● YOUR TASK
Every line containing the word "Roľnícke" needs to be found and copied.
☆ ☆ ☆
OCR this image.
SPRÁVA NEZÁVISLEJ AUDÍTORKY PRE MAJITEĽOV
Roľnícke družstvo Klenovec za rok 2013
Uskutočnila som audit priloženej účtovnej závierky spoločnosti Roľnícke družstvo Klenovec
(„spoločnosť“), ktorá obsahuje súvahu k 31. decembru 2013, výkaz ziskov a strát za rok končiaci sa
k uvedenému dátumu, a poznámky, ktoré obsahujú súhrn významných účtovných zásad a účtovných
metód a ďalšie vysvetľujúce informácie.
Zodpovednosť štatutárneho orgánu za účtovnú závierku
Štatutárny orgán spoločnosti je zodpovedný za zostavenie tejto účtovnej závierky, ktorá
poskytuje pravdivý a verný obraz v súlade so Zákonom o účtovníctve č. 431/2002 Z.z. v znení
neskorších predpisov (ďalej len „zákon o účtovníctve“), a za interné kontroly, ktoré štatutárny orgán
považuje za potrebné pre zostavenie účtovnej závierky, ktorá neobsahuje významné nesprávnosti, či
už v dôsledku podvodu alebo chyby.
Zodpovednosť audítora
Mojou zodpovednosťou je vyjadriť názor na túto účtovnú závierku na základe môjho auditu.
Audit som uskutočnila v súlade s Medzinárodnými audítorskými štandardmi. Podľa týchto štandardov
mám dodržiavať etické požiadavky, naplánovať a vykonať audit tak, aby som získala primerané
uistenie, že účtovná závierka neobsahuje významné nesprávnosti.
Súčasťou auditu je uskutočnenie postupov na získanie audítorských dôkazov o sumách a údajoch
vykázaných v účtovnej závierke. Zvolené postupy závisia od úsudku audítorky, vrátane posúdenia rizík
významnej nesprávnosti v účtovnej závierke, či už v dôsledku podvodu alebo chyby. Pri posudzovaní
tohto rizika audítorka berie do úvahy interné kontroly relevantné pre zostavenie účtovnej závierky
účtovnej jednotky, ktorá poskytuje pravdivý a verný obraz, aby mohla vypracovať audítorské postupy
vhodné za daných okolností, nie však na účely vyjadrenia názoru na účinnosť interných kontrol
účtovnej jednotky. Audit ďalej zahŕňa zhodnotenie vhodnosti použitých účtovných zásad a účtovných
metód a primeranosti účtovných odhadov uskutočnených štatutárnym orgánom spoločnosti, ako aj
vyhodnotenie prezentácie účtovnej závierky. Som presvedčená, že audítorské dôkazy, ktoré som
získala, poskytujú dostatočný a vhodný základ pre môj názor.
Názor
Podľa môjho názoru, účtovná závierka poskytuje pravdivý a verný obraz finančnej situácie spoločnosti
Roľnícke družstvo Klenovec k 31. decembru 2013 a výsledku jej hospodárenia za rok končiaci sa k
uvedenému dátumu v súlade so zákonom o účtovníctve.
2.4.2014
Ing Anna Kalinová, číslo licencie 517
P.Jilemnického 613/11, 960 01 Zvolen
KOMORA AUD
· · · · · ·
☆ ☆ ☆
● REPLY
Roľnícke družstvo Klenovec za rok 2013
Uskutočnila som audit priloženej účtovnej závierky spoločnosti Roľnícke družstvo Klenovec
Roľnícke družstvo Klenovec k 31. decembru 2013 a výsledku jej hospodárenia za rok končiaci sa k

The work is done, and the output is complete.